[INSTRUÇÕES DA TAREFA]
De acordo com a notícia, para onde os frequentadores do posto levaram a jovem após o espancamento?

Noticias | Policial
Adolescente de 17 anos é morta a socos e chutes por grupo de mulheres
Postado em 13 de Setembro de 2017 ás 13:59 h

Foto/Reprodução

GIBA BERGAMIM JR.

SÃO PAULO, SP (FOLHAPRESS) - Uma adolescente de 17 anos foi assassinada a socos e chutes num posto de gasolina na região de Pirituba (zona norte de São Paulo) na madrugada desta sexta-feira (8).

Cinco mulheres -duas delas já identificadas- são suspeitas de envolvimento no assassinato. De acordo com testemunhas, elas teriam agredido Maria Gabriela Tomé, 17, porque ela teria um relacionamento amoroso com o marido de uma das autoras do crime.

_____ Continua depois da Publicidade ____

Após o espancamento, a jovem foi socorrida por frequentadores do posto, que levaram Maria Gabriela até o pronto-socorro de Pirituba, onde ela morreu.

Após ser acionada, a Polícia Militar identificou uma testemunha do crime. Com as informações fornecidas por ela, os policiais identificaram duas mulheres: Shirley Nascimento Barbosa, 27, e Vitória Cristina (idade não informada).

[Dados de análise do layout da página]
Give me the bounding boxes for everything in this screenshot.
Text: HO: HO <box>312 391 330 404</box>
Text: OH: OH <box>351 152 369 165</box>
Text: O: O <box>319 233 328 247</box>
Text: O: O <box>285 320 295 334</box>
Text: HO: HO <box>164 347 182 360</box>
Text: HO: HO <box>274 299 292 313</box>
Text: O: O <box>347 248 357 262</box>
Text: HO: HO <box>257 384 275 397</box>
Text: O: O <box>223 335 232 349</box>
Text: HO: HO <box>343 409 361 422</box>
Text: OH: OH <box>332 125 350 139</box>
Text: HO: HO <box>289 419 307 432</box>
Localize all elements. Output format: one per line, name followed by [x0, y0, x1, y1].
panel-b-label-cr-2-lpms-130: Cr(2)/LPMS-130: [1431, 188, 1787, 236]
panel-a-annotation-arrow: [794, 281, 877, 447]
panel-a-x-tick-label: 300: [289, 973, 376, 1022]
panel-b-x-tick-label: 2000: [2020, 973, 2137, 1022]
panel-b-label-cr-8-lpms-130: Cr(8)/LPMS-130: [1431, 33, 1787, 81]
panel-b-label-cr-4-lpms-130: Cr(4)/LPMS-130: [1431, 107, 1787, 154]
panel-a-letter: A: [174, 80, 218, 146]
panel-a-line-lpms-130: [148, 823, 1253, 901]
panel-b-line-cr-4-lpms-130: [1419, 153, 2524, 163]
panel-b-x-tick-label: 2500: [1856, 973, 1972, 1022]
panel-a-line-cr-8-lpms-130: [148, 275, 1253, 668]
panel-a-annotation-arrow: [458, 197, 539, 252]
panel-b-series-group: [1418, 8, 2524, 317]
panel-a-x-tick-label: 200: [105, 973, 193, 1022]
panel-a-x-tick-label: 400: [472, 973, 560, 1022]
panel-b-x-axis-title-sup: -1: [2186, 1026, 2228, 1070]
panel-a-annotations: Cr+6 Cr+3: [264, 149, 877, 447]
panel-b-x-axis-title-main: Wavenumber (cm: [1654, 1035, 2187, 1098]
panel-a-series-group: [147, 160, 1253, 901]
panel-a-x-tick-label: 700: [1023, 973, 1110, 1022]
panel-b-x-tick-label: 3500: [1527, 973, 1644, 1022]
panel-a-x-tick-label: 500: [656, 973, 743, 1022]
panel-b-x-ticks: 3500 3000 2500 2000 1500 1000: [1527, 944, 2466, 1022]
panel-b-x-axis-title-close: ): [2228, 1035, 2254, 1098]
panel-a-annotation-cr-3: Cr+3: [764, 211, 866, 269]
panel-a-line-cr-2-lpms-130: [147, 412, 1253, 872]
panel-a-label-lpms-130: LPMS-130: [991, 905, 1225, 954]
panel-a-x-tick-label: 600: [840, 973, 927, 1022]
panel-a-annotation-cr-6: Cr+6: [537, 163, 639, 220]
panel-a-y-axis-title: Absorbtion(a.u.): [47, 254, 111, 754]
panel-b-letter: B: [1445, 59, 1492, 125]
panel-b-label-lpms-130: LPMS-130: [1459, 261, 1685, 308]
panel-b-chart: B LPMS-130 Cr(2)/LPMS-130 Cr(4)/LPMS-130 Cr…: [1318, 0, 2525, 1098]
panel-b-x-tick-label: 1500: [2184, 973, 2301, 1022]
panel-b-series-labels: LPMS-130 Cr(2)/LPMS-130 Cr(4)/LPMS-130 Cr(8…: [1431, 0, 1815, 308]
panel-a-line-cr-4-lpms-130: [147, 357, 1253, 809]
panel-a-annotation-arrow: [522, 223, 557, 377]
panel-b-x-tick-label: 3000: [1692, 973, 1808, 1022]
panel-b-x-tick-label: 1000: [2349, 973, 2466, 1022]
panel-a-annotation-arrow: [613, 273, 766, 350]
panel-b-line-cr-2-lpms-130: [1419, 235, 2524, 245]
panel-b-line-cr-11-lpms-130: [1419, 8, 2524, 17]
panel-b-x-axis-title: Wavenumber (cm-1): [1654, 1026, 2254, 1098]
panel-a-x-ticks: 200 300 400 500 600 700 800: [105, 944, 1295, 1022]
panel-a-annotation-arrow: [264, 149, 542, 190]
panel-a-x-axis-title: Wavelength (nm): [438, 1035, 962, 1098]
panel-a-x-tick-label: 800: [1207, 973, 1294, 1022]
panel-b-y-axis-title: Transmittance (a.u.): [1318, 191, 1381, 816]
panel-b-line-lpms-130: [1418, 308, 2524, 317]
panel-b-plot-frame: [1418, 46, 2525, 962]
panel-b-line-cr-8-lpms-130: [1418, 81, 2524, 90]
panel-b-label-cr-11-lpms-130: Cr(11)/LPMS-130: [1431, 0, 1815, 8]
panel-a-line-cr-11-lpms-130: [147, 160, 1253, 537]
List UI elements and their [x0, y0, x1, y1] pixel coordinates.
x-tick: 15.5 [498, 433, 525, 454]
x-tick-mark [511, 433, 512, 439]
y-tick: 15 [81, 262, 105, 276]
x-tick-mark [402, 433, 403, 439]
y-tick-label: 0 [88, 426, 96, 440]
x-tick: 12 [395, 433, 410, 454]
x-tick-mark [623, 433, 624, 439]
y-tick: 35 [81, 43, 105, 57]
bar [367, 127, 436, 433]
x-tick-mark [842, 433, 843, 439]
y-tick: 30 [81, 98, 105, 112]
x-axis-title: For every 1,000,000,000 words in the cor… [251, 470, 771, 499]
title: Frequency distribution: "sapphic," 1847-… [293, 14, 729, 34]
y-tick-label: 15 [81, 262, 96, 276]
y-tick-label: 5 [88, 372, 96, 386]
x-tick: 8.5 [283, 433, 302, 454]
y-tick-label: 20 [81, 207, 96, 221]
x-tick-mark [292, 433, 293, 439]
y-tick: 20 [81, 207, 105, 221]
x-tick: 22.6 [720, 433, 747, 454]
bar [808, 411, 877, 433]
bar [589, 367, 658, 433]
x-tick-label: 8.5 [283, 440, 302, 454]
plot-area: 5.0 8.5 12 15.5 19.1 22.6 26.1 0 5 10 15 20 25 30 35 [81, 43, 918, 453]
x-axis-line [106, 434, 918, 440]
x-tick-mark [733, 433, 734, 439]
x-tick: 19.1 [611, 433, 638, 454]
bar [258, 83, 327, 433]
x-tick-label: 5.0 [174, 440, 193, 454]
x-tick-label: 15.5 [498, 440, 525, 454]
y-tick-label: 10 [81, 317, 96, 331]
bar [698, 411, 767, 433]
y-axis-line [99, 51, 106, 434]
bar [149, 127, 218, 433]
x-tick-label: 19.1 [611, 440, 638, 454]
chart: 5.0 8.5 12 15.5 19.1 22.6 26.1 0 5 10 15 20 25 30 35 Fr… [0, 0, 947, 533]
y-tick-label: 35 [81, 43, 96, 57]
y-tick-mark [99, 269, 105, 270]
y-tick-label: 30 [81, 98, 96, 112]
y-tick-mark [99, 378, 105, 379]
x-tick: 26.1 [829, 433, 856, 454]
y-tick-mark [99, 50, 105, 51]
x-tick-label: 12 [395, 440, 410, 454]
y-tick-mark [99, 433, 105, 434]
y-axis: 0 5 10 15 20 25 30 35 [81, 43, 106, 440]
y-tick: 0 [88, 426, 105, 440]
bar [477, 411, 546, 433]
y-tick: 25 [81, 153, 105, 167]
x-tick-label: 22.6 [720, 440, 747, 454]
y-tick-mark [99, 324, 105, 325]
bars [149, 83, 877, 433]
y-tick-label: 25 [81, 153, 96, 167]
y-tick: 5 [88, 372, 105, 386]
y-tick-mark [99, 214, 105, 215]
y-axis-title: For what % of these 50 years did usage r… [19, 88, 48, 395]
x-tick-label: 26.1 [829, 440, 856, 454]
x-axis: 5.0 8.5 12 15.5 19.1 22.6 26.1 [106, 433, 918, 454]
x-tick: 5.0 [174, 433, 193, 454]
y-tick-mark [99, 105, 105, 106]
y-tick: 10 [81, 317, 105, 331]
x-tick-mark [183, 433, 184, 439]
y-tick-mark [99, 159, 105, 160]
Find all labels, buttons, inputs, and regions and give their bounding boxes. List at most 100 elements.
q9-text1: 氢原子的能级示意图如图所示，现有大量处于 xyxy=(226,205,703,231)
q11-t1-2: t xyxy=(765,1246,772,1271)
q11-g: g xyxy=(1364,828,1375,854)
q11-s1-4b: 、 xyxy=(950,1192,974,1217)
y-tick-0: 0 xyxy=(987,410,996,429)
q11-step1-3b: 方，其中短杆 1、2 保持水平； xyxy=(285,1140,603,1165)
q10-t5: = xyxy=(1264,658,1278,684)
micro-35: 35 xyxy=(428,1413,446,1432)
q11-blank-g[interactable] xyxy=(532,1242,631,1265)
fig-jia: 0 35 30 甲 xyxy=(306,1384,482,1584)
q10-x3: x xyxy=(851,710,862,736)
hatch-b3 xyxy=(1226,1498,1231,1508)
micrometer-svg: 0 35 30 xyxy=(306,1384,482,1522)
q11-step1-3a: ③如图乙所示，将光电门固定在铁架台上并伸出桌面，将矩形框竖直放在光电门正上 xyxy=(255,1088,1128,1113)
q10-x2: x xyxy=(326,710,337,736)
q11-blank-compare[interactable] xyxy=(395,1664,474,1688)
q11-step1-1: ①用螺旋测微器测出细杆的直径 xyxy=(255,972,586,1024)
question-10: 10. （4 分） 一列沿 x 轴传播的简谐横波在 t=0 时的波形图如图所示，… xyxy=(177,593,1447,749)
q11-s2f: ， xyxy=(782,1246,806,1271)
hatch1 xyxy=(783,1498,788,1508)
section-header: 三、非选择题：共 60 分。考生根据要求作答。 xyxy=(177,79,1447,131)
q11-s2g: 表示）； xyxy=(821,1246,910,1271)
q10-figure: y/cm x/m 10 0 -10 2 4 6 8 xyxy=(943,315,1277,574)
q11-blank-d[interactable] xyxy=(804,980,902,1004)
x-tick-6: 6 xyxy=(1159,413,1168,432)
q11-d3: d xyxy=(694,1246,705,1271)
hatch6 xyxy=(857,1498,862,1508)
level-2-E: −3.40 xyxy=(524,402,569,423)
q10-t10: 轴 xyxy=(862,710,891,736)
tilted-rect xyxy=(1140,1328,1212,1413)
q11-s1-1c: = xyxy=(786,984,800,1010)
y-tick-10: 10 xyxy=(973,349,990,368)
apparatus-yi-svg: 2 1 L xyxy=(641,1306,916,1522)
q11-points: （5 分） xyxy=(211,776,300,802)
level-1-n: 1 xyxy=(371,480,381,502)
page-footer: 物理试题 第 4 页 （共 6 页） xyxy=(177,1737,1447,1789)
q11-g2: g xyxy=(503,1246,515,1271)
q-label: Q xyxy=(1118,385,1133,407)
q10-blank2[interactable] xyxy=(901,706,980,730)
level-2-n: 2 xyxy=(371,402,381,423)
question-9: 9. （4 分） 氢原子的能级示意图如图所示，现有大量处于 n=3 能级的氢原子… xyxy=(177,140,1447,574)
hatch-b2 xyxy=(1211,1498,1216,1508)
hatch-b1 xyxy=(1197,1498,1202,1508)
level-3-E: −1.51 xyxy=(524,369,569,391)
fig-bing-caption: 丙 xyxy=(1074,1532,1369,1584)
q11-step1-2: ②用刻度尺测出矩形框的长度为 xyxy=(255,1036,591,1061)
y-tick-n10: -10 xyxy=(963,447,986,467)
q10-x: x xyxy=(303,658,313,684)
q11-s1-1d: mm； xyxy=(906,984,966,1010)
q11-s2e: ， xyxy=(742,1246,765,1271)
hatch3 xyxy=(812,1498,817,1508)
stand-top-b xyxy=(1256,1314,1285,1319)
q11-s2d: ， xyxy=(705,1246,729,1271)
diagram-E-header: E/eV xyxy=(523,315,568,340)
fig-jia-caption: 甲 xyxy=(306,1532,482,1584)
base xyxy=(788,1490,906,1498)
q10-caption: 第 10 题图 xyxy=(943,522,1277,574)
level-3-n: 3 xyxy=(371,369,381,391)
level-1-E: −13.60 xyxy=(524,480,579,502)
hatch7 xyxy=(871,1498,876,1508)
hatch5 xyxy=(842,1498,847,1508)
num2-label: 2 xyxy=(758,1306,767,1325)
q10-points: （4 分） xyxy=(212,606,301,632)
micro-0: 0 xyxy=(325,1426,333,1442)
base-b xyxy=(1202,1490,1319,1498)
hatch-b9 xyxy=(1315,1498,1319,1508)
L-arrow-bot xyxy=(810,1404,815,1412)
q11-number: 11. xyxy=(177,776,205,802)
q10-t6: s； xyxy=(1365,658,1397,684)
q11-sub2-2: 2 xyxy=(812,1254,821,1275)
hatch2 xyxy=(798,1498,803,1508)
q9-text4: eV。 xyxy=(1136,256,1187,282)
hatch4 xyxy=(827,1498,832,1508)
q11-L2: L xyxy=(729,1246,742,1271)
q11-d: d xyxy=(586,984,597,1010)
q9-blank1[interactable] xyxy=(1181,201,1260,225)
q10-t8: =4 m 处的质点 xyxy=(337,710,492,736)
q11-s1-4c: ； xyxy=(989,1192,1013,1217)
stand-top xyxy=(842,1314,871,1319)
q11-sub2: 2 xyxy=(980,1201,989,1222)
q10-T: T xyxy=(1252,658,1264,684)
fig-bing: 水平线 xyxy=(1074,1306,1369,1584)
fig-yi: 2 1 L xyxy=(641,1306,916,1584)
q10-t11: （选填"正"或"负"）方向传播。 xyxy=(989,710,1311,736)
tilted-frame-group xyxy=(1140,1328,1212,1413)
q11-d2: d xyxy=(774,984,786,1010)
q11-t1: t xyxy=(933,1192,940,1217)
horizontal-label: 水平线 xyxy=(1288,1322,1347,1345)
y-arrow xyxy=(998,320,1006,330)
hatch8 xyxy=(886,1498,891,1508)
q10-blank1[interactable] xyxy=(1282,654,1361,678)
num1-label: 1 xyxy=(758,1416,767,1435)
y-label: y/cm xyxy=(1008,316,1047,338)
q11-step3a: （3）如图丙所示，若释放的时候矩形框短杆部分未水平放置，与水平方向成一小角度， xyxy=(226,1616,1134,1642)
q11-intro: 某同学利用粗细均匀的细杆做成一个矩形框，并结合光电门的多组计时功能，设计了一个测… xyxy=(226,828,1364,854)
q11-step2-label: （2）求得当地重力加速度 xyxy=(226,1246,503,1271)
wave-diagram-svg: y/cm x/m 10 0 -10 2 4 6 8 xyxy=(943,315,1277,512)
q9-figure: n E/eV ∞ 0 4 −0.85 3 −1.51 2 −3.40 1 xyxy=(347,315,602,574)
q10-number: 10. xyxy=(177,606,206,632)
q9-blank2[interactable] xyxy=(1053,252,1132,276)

[RESULTADO DA TAREFA]
Ao pronto-socorro de Pirituba.